AIM OF THE TASK: Determine the count of lines holding "Humedad" and give that count alone.

MATERIAL TO PROCESS:

◇ ◇ ◇ ◇

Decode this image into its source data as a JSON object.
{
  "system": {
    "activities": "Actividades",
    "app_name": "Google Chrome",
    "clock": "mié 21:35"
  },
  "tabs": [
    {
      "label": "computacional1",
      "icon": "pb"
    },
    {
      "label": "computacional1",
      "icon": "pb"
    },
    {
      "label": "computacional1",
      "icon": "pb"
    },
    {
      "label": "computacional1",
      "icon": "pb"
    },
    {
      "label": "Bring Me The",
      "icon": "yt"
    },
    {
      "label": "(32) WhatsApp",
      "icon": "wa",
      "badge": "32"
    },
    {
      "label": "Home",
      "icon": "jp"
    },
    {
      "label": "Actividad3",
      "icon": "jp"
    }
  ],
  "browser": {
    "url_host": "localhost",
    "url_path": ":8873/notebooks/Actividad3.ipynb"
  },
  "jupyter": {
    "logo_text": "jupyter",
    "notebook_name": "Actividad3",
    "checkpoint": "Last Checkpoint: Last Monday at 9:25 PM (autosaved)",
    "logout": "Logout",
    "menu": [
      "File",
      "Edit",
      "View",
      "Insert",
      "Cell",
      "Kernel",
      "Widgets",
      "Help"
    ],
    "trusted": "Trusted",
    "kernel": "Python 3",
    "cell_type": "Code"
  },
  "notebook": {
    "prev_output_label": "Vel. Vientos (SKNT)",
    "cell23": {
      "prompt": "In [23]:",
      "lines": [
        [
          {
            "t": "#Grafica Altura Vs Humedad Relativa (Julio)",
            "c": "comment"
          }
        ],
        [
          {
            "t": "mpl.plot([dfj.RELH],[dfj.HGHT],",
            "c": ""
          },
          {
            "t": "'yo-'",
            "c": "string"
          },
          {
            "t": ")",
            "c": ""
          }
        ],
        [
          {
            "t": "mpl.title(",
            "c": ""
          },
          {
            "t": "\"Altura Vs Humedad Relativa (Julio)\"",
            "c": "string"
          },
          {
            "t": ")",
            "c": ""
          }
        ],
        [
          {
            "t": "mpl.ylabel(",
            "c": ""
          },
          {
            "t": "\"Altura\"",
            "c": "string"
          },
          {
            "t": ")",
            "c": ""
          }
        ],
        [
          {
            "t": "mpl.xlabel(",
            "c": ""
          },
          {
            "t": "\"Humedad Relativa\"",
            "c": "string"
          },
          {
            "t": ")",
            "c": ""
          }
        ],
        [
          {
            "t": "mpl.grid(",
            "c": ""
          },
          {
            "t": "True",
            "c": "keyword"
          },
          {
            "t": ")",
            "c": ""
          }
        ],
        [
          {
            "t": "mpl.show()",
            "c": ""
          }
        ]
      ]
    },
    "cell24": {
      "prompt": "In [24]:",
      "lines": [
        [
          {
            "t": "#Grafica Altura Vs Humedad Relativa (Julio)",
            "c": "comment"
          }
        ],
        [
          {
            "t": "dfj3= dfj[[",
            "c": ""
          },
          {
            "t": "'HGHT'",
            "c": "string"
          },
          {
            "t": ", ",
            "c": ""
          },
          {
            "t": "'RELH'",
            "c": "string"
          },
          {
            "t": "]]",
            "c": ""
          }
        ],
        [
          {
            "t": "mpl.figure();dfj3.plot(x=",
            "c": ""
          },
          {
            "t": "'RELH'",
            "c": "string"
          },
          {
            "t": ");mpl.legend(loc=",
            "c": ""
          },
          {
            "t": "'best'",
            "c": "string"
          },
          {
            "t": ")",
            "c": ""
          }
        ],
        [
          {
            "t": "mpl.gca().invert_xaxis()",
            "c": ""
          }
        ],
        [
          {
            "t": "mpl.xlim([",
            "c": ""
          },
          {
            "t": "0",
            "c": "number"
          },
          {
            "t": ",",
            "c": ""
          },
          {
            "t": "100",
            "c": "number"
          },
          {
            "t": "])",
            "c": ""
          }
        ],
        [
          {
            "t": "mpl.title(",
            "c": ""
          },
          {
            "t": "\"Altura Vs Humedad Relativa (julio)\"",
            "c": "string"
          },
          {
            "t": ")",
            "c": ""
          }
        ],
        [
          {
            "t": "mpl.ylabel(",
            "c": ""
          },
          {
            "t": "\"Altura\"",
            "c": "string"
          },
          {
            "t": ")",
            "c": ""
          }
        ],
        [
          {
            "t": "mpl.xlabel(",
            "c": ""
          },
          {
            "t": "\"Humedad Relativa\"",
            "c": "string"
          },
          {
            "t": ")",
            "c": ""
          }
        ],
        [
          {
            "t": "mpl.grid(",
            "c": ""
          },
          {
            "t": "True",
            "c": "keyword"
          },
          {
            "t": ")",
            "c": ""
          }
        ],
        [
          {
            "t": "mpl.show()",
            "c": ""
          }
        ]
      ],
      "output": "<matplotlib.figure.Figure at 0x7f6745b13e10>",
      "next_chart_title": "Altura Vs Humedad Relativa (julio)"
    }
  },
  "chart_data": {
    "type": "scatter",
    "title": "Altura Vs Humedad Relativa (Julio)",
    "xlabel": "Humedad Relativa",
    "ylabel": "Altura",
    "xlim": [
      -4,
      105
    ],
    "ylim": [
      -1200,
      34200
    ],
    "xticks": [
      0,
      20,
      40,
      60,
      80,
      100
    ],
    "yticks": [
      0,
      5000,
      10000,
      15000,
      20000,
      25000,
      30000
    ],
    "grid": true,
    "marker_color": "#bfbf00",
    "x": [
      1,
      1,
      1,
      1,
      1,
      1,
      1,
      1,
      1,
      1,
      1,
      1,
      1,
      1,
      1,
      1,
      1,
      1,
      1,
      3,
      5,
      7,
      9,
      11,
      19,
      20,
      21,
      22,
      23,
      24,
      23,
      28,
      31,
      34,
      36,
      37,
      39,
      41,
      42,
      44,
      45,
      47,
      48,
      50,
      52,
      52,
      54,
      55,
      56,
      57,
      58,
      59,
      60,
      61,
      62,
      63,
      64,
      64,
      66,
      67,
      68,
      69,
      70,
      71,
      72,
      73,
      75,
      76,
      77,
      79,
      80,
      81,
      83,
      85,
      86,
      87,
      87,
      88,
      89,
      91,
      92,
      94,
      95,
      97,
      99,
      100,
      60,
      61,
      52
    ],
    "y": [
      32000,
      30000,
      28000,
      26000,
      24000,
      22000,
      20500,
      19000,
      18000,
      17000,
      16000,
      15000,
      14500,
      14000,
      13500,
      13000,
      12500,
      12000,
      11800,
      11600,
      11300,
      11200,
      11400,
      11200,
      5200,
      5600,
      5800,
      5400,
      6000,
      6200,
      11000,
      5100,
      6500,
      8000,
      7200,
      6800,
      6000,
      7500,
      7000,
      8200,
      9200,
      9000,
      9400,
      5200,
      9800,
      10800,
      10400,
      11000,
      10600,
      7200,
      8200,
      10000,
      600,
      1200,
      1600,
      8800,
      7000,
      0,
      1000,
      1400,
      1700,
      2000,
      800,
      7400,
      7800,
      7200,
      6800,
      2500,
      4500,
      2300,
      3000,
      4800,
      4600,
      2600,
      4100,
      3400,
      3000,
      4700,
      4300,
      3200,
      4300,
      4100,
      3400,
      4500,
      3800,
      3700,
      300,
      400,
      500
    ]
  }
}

◇ ◇ ◇ ◇

ANSWER FOR THIS EXERCISE: 9